**WHAT IS ASKED**
For each line below that contains the string "être", copy that line.

--- START OF INPUT ---

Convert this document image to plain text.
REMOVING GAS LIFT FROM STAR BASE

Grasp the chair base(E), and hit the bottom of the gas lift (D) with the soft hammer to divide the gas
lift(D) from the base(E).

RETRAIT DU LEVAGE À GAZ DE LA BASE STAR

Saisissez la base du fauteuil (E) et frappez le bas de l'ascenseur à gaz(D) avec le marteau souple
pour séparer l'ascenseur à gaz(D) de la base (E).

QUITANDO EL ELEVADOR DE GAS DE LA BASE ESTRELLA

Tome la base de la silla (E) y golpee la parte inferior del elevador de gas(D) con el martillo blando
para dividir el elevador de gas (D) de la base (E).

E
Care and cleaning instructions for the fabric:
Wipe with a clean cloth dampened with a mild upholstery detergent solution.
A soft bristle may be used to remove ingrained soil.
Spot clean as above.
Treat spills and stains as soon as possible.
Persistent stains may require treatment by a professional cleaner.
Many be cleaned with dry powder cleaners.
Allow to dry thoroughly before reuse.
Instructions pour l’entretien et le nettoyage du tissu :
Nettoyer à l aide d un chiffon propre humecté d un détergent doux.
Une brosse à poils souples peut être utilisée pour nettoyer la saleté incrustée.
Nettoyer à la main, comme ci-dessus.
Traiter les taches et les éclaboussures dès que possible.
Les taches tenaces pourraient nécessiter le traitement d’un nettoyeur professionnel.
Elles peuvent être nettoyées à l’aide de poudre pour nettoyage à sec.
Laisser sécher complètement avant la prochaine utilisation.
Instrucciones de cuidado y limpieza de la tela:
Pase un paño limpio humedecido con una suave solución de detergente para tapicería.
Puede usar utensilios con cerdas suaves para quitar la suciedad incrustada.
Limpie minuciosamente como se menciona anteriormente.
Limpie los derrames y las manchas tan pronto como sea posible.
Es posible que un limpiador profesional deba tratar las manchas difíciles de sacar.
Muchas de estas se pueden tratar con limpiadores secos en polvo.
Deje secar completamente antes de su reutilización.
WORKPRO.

--- END OF INPUT ---

**SOLUTION FOR THIS PROBLEM**
Une brosse à poils souples peut être utilisée pour nettoyer la saleté incrustée.
Elles peuvent être nettoyées à l’aide de poudre pour nettoyage à sec.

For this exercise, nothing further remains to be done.